Aim of the exercise » Repeat the listing in full, preserving every character.

— START —

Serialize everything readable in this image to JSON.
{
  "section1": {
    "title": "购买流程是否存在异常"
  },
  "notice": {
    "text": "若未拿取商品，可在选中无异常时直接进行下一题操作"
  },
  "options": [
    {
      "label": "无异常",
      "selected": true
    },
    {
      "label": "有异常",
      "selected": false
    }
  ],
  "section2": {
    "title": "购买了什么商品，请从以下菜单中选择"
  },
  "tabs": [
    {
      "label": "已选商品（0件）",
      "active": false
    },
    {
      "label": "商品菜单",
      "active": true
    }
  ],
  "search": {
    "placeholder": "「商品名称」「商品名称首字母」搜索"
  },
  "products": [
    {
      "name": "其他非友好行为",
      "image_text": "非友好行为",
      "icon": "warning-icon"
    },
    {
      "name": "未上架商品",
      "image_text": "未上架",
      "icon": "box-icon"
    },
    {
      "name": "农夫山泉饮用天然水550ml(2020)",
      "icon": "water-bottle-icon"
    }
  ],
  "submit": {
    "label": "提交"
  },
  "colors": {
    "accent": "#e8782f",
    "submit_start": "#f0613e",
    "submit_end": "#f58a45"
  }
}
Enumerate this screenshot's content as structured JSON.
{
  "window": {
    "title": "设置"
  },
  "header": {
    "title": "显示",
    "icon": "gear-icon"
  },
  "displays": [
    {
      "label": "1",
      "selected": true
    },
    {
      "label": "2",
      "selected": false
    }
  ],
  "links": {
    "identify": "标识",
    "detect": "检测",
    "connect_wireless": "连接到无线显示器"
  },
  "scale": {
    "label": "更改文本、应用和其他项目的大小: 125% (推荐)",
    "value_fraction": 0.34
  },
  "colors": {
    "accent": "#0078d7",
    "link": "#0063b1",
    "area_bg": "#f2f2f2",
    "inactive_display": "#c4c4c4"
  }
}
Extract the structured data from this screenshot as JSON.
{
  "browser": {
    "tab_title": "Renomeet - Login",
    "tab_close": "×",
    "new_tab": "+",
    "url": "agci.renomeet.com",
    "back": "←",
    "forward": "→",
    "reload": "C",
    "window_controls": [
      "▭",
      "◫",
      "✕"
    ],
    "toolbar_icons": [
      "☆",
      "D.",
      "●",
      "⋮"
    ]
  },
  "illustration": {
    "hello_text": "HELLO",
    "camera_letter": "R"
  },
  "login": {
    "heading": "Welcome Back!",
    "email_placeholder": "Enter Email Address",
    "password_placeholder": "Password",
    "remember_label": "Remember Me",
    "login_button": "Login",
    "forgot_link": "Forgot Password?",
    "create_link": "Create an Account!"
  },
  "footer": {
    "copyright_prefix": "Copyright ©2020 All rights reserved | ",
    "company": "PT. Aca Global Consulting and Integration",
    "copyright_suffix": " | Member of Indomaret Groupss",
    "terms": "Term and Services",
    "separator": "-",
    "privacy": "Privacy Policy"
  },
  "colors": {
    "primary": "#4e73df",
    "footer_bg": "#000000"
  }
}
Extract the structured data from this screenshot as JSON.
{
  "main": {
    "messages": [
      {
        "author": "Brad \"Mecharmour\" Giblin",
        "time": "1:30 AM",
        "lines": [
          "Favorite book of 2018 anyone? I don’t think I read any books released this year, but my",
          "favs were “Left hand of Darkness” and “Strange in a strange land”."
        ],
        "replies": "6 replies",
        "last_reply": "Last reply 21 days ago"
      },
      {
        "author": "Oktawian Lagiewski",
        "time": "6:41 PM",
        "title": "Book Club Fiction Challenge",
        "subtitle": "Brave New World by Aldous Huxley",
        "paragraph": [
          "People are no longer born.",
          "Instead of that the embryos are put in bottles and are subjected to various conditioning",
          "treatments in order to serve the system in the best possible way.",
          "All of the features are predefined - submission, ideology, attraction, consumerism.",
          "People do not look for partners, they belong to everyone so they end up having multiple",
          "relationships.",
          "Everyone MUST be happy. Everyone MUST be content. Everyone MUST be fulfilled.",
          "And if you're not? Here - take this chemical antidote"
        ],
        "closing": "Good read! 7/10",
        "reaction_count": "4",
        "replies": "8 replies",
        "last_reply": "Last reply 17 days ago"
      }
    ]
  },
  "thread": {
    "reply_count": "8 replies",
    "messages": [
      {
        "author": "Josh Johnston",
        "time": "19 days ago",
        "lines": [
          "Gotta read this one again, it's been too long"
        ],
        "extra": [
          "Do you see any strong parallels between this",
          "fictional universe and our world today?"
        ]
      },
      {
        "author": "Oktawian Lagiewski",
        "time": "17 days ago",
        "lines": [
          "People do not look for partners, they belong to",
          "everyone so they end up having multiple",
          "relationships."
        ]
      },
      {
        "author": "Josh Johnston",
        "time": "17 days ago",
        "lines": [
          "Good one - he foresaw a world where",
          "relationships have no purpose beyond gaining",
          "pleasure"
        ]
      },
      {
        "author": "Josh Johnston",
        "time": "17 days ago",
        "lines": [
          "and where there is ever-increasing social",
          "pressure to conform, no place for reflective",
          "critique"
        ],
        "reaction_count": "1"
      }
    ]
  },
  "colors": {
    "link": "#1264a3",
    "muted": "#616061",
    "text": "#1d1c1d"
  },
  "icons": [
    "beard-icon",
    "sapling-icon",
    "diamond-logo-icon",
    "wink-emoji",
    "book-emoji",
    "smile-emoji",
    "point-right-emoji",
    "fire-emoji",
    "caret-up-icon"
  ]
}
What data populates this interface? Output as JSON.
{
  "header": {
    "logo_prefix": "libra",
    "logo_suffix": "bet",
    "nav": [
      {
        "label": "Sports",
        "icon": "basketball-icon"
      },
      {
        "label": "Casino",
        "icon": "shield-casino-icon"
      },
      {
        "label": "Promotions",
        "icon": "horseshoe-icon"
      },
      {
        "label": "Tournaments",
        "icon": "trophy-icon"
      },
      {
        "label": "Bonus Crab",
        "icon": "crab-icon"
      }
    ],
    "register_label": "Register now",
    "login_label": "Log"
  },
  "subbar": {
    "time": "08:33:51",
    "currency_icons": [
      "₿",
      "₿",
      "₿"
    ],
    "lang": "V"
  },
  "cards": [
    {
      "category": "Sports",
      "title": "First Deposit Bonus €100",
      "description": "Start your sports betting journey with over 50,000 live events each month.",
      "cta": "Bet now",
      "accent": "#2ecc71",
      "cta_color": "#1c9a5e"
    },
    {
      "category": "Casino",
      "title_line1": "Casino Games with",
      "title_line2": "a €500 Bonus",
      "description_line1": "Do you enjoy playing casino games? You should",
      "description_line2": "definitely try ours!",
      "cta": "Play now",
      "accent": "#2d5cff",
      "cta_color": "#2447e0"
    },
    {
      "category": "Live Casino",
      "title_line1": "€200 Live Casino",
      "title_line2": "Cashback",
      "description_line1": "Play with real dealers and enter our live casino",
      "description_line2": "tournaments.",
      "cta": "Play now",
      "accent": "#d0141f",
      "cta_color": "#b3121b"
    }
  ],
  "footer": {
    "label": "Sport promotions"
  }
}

— END —

Solution to the problem »
Serialize everything readable in this image to JSON.
{
  "section1": {
    "title": "购买流程是否存在异常"
  },
  "notice": {
    "text": "若未拿取商品，可在选中无异常时直接进行下一题操作"
  },
  "options": [
    {
      "label": "无异常",
      "selected": true
    },
    {
      "label": "有异常",
      "selected": false
    }
  ],
  "section2": {
    "title": "购买了什么商品，请从以下菜单中选择"
  },
  "tabs": [
    {
      "label": "已选商品（0件）",
      "active": false
    },
    {
      "label": "商品菜单",
      "active": true
    }
  ],
  "search": {
    "placeholder": "「商品名称」「商品名称首字母」搜索"
  },
  "products": [
    {
      "name": "其他非友好行为",
      "image_text": "非友好行为",
      "icon": "warning-icon"
    },
    {
      "name": "未上架商品",
      "image_text": "未上架",
      "icon": "box-icon"
    },
    {
      "name": "农夫山泉饮用天然水550ml(2020)",
      "icon": "water-bottle-icon"
    }
  ],
  "submit": {
    "label": "提交"
  },
  "colors": {
    "accent": "#e8782f",
    "submit_start": "#f0613e",
    "submit_end": "#f58a45"
  }
}
Enumerate this screenshot's content as structured JSON.
{
  "window": {
    "title": "设置"
  },
  "header": {
    "title": "显示",
    "icon": "gear-icon"
  },
  "displays": [
    {
      "label": "1",
      "selected": true
    },
    {
      "label": "2",
      "selected": false
    }
  ],
  "links": {
    "identify": "标识",
    "detect": "检测",
    "connect_wireless": "连接到无线显示器"
  },
  "scale": {
    "label": "更改文本、应用和其他项目的大小: 125% (推荐)",
    "value_fraction": 0.34
  },
  "colors": {
    "accent": "#0078d7",
    "link": "#0063b1",
    "area_bg": "#f2f2f2",
    "inactive_display": "#c4c4c4"
  }
}
Extract the structured data from this screenshot as JSON.
{
  "browser": {
    "tab_title": "Renomeet - Login",
    "tab_close": "×",
    "new_tab": "+",
    "url": "agci.renomeet.com",
    "back": "←",
    "forward": "→",
    "reload": "C",
    "window_controls": [
      "▭",
      "◫",
      "✕"
    ],
    "toolbar_icons": [
      "☆",
      "D.",
      "●",
      "⋮"
    ]
  },
  "illustration": {
    "hello_text": "HELLO",
    "camera_letter": "R"
  },
  "login": {
    "heading": "Welcome Back!",
    "email_placeholder": "Enter Email Address",
    "password_placeholder": "Password",
    "remember_label": "Remember Me",
    "login_button": "Login",
    "forgot_link": "Forgot Password?",
    "create_link": "Create an Account!"
  },
  "footer": {
    "copyright_prefix": "Copyright ©2020 All rights reserved | ",
    "company": "PT. Aca Global Consulting and Integration",
    "copyright_suffix": " | Member of Indomaret Groupss",
    "terms": "Term and Services",
    "separator": "-",
    "privacy": "Privacy Policy"
  },
  "colors": {
    "primary": "#4e73df",
    "footer_bg": "#000000"
  }
}
Extract the structured data from this screenshot as JSON.
{
  "main": {
    "messages": [
      {
        "author": "Brad \"Mecharmour\" Giblin",
        "time": "1:30 AM",
        "lines": [
          "Favorite book of 2018 anyone? I don’t think I read any books released this year, but my",
          "favs were “Left hand of Darkness” and “Strange in a strange land”."
        ],
        "replies": "6 replies",
        "last_reply": "Last reply 21 days ago"
      },
      {
        "author": "Oktawian Lagiewski",
        "time": "6:41 PM",
        "title": "Book Club Fiction Challenge",
        "subtitle": "Brave New World by Aldous Huxley",
        "paragraph": [
          "People are no longer born.",
          "Instead of that the embryos are put in bottles and are subjected to various conditioning",
          "treatments in order to serve the system in the best possible way.",
          "All of the features are predefined - submission, ideology, attraction, consumerism.",
          "People do not look for partners, they belong to everyone so they end up having multiple",
          "relationships.",
          "Everyone MUST be happy. Everyone MUST be content. Everyone MUST be fulfilled.",
          "And if you're not? Here - take this chemical antidote"
        ],
        "closing": "Good read! 7/10",
        "reaction_count": "4",
        "replies": "8 replies",
        "last_reply": "Last reply 17 days ago"
      }
    ]
  },
  "thread": {
    "reply_count": "8 replies",
    "messages": [
      {
        "author": "Josh Johnston",
        "time": "19 days ago",
        "lines": [
          "Gotta read this one again, it's been too long"
        ],
        "extra": [
          "Do you see any strong parallels between this",
          "fictional universe and our world today?"
        ]
      },
      {
        "author": "Oktawian Lagiewski",
        "time": "17 days ago",
        "lines": [
          "People do not look for partners, they belong to",
          "everyone so they end up having multiple",
          "relationships."
        ]
      },
      {
        "author": "Josh Johnston",
        "time": "17 days ago",
        "lines": [
          "Good one - he foresaw a world where",
          "relationships have no purpose beyond gaining",
          "pleasure"
        ]
      },
      {
        "author": "Josh Johnston",
        "time": "17 days ago",
        "lines": [
          "and where there is ever-increasing social",
          "pressure to conform, no place for reflective",
          "critique"
        ],
        "reaction_count": "1"
      }
    ]
  },
  "colors": {
    "link": "#1264a3",
    "muted": "#616061",
    "text": "#1d1c1d"
  },
  "icons": [
    "beard-icon",
    "sapling-icon",
    "diamond-logo-icon",
    "wink-emoji",
    "book-emoji",
    "smile-emoji",
    "point-right-emoji",
    "fire-emoji",
    "caret-up-icon"
  ]
}
What data populates this interface? Output as JSON.
{
  "header": {
    "logo_prefix": "libra",
    "logo_suffix": "bet",
    "nav": [
      {
        "label": "Sports",
        "icon": "basketball-icon"
      },
      {
        "label": "Casino",
        "icon": "shield-casino-icon"
      },
      {
        "label": "Promotions",
        "icon": "horseshoe-icon"
      },
      {
        "label": "Tournaments",
        "icon": "trophy-icon"
      },
      {
        "label": "Bonus Crab",
        "icon": "crab-icon"
      }
    ],
    "register_label": "Register now",
    "login_label": "Log"
  },
  "subbar": {
    "time": "08:33:51",
    "currency_icons": [
      "₿",
      "₿",
      "₿"
    ],
    "lang": "V"
  },
  "cards": [
    {
      "category": "Sports",
      "title": "First Deposit Bonus €100",
      "description": "Start your sports betting journey with over 50,000 live events each month.",
      "cta": "Bet now",
      "accent": "#2ecc71",
      "cta_color": "#1c9a5e"
    },
    {
      "category": "Casino",
      "title_line1": "Casino Games with",
      "title_line2": "a €500 Bonus",
      "description_line1": "Do you enjoy playing casino games? You should",
      "description_line2": "definitely try ours!",
      "cta": "Play now",
      "accent": "#2d5cff",
      "cta_color": "#2447e0"
    },
    {
      "category": "Live Casino",
      "title_line1": "€200 Live Casino",
      "title_line2": "Cashback",
      "description_line1": "Play with real dealers and enter our live casino",
      "description_line2": "tournaments.",
      "cta": "Play now",
      "accent": "#d0141f",
      "cta_color": "#b3121b"
    }
  ],
  "footer": {
    "label": "Sport promotions"
  }
}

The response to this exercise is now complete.